╭─ Available data

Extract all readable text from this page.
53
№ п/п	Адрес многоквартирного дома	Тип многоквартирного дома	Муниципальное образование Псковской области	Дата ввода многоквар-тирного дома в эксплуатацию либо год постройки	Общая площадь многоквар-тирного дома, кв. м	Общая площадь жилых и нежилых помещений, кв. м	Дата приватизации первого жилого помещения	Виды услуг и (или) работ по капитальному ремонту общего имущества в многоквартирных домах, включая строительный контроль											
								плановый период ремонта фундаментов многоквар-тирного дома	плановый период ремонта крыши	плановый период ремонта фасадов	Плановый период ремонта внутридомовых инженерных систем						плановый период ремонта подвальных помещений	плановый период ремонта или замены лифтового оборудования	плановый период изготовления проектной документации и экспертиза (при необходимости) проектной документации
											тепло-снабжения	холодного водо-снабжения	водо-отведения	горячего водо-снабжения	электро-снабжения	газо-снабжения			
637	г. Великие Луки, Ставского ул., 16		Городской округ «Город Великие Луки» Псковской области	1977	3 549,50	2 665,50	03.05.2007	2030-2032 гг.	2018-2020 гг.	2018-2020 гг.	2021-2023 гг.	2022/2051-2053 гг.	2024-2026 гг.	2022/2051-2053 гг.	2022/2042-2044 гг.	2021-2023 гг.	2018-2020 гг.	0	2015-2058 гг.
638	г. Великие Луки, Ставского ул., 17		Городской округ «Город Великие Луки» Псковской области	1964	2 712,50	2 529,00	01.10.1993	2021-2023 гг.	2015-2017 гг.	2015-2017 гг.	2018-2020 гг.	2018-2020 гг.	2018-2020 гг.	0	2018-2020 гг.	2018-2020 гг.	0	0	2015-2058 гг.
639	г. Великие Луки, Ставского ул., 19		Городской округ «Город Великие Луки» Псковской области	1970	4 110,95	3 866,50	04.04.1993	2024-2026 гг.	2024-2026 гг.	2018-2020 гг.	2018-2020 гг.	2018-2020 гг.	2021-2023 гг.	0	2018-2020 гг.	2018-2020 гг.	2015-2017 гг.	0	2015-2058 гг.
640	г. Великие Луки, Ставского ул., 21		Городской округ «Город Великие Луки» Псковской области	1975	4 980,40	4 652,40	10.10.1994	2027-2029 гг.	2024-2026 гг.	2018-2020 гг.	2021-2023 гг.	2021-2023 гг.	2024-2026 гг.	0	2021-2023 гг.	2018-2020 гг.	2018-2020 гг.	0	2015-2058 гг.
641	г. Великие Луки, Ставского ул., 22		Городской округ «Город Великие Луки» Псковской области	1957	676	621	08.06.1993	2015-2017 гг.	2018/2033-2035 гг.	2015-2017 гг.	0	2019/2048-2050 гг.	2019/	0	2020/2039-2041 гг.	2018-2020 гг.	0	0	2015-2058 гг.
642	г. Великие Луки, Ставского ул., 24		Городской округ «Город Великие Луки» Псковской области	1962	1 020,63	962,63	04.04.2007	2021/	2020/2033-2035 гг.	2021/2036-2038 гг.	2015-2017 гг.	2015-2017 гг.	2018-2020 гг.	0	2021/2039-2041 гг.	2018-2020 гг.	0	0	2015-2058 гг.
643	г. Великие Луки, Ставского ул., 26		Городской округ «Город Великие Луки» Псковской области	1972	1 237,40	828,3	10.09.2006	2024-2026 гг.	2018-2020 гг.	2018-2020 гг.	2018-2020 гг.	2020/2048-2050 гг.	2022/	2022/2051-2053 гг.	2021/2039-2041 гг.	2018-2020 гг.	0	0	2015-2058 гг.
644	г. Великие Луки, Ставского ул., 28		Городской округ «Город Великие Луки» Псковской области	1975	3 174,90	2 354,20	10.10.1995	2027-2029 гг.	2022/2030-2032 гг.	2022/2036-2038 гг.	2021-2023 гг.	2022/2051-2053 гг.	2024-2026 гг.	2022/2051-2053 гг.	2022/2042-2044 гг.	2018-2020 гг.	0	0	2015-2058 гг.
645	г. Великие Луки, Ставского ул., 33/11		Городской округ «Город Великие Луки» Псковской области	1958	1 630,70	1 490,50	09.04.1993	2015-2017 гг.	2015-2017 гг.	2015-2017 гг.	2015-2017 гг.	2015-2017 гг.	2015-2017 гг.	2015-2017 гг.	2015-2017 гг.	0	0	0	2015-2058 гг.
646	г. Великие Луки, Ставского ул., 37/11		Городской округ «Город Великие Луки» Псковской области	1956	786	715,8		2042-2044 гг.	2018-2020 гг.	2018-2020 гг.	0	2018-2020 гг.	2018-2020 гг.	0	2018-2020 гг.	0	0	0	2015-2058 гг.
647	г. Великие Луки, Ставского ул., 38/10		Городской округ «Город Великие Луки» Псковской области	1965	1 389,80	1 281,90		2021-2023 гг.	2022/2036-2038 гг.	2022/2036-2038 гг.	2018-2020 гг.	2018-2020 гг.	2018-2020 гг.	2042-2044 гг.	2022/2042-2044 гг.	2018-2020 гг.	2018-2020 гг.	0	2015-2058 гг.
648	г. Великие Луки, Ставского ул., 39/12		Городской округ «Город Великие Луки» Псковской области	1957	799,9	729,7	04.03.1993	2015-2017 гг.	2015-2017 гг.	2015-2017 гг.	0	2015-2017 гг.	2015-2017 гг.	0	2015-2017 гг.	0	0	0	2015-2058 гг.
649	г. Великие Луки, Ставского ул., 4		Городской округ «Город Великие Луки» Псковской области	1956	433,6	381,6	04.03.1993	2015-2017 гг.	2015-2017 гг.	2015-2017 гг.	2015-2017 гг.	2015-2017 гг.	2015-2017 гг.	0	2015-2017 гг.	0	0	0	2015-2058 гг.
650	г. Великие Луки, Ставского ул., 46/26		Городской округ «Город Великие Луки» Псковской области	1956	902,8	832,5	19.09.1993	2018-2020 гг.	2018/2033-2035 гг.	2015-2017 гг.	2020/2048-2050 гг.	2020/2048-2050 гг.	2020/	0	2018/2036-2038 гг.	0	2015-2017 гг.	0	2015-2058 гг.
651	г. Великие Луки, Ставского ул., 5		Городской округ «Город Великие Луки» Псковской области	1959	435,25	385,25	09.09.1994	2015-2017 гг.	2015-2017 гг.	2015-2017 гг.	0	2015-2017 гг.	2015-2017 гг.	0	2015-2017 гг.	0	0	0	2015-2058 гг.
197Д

╰─

Your answer should be one number: how many lines of the listing include the word "дома".

- [Full output]: 2